▶ [EXERCISE TASK]: Return the whole listing exactly as it stands.

▶ [RECORDS FOR THE TASK]:
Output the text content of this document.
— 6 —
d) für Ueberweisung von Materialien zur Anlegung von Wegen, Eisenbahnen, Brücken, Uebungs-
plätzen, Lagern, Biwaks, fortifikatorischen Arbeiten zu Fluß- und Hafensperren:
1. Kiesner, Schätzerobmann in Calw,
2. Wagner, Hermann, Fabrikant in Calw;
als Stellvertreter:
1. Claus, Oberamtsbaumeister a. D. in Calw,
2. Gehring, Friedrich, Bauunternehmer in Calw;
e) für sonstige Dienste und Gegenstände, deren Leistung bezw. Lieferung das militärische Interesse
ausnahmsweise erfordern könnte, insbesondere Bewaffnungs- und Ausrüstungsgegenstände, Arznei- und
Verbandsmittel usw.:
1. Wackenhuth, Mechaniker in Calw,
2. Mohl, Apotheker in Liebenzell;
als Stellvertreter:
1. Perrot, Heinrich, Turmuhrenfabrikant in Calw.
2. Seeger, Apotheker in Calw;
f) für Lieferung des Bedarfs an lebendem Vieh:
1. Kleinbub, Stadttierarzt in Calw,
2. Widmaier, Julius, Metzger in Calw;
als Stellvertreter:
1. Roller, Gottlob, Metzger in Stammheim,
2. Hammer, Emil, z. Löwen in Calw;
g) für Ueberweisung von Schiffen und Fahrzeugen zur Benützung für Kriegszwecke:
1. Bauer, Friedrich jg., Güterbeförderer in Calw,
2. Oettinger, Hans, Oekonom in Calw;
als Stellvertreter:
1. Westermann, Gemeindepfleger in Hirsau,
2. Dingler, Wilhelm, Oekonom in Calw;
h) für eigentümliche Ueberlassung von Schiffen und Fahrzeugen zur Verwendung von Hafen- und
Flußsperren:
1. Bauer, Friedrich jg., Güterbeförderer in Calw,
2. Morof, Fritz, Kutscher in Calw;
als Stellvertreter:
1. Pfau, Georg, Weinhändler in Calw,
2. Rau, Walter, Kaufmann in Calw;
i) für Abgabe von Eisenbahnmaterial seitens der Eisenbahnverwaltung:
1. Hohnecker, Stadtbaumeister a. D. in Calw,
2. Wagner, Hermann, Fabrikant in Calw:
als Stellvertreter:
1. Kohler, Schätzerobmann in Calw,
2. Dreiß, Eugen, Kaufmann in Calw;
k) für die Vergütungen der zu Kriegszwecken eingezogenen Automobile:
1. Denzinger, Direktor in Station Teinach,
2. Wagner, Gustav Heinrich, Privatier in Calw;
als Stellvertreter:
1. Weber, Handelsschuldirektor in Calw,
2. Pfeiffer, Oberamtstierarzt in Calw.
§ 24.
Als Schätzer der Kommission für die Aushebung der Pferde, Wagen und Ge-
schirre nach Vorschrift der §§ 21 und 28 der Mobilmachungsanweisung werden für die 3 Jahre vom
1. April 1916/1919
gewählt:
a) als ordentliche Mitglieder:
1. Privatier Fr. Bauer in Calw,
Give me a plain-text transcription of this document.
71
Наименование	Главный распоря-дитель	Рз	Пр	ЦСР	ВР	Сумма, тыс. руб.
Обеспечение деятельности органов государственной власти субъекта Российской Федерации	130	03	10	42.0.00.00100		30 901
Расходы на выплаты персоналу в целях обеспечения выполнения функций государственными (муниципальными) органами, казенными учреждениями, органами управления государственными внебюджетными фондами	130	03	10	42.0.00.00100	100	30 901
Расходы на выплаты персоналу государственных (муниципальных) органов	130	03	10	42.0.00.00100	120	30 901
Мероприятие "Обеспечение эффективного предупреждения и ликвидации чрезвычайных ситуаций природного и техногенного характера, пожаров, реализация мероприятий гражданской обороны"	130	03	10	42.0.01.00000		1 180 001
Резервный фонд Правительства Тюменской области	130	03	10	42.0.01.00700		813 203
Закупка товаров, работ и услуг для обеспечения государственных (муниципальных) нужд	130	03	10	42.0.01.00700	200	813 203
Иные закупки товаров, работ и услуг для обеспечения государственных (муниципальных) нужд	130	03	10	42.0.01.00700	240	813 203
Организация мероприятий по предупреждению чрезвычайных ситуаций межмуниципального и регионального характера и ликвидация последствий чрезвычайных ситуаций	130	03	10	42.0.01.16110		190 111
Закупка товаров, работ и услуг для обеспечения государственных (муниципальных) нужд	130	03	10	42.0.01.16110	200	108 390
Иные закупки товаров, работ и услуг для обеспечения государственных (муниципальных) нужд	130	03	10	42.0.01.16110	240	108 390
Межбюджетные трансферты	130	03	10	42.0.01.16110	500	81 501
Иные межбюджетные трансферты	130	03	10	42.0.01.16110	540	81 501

▶ [FINAL RESULT]:
Output the text content of this document.
— 6 —
d) für Ueberweisung von Materialien zur Anlegung von Wegen, Eisenbahnen, Brücken, Uebungs-
plätzen, Lagern, Biwaks, fortifikatorischen Arbeiten zu Fluß- und Hafensperren:
1. Kiesner, Schätzerobmann in Calw,
2. Wagner, Hermann, Fabrikant in Calw;
als Stellvertreter:
1. Claus, Oberamtsbaumeister a. D. in Calw,
2. Gehring, Friedrich, Bauunternehmer in Calw;
e) für sonstige Dienste und Gegenstände, deren Leistung bezw. Lieferung das militärische Interesse
ausnahmsweise erfordern könnte, insbesondere Bewaffnungs- und Ausrüstungsgegenstände, Arznei- und
Verbandsmittel usw.:
1. Wackenhuth, Mechaniker in Calw,
2. Mohl, Apotheker in Liebenzell;
als Stellvertreter:
1. Perrot, Heinrich, Turmuhrenfabrikant in Calw.
2. Seeger, Apotheker in Calw;
f) für Lieferung des Bedarfs an lebendem Vieh:
1. Kleinbub, Stadttierarzt in Calw,
2. Widmaier, Julius, Metzger in Calw;
als Stellvertreter:
1. Roller, Gottlob, Metzger in Stammheim,
2. Hammer, Emil, z. Löwen in Calw;
g) für Ueberweisung von Schiffen und Fahrzeugen zur Benützung für Kriegszwecke:
1. Bauer, Friedrich jg., Güterbeförderer in Calw,
2. Oettinger, Hans, Oekonom in Calw;
als Stellvertreter:
1. Westermann, Gemeindepfleger in Hirsau,
2. Dingler, Wilhelm, Oekonom in Calw;
h) für eigentümliche Ueberlassung von Schiffen und Fahrzeugen zur Verwendung von Hafen- und
Flußsperren:
1. Bauer, Friedrich jg., Güterbeförderer in Calw,
2. Morof, Fritz, Kutscher in Calw;
als Stellvertreter:
1. Pfau, Georg, Weinhändler in Calw,
2. Rau, Walter, Kaufmann in Calw;
i) für Abgabe von Eisenbahnmaterial seitens der Eisenbahnverwaltung:
1. Hohnecker, Stadtbaumeister a. D. in Calw,
2. Wagner, Hermann, Fabrikant in Calw:
als Stellvertreter:
1. Kohler, Schätzerobmann in Calw,
2. Dreiß, Eugen, Kaufmann in Calw;
k) für die Vergütungen der zu Kriegszwecken eingezogenen Automobile:
1. Denzinger, Direktor in Station Teinach,
2. Wagner, Gustav Heinrich, Privatier in Calw;
als Stellvertreter:
1. Weber, Handelsschuldirektor in Calw,
2. Pfeiffer, Oberamtstierarzt in Calw.
§ 24.
Als Schätzer der Kommission für die Aushebung der Pferde, Wagen und Ge-
schirre nach Vorschrift der §§ 21 und 28 der Mobilmachungsanweisung werden für die 3 Jahre vom
1. April 1916/1919
gewählt:
a) als ordentliche Mitglieder:
1. Privatier Fr. Bauer in Calw,
Give me a plain-text transcription of this document.
71
Наименование	Главный распоря-дитель	Рз	Пр	ЦСР	ВР	Сумма, тыс. руб.
Обеспечение деятельности органов государственной власти субъекта Российской Федерации	130	03	10	42.0.00.00100		30 901
Расходы на выплаты персоналу в целях обеспечения выполнения функций государственными (муниципальными) органами, казенными учреждениями, органами управления государственными внебюджетными фондами	130	03	10	42.0.00.00100	100	30 901
Расходы на выплаты персоналу государственных (муниципальных) органов	130	03	10	42.0.00.00100	120	30 901
Мероприятие "Обеспечение эффективного предупреждения и ликвидации чрезвычайных ситуаций природного и техногенного характера, пожаров, реализация мероприятий гражданской обороны"	130	03	10	42.0.01.00000		1 180 001
Резервный фонд Правительства Тюменской области	130	03	10	42.0.01.00700		813 203
Закупка товаров, работ и услуг для обеспечения государственных (муниципальных) нужд	130	03	10	42.0.01.00700	200	813 203
Иные закупки товаров, работ и услуг для обеспечения государственных (муниципальных) нужд	130	03	10	42.0.01.00700	240	813 203
Организация мероприятий по предупреждению чрезвычайных ситуаций межмуниципального и регионального характера и ликвидация последствий чрезвычайных ситуаций	130	03	10	42.0.01.16110		190 111
Закупка товаров, работ и услуг для обеспечения государственных (муниципальных) нужд	130	03	10	42.0.01.16110	200	108 390
Иные закупки товаров, работ и услуг для обеспечения государственных (муниципальных) нужд	130	03	10	42.0.01.16110	240	108 390
Межбюджетные трансферты	130	03	10	42.0.01.16110	500	81 501
Иные межбюджетные трансферты	130	03	10	42.0.01.16110	540	81 501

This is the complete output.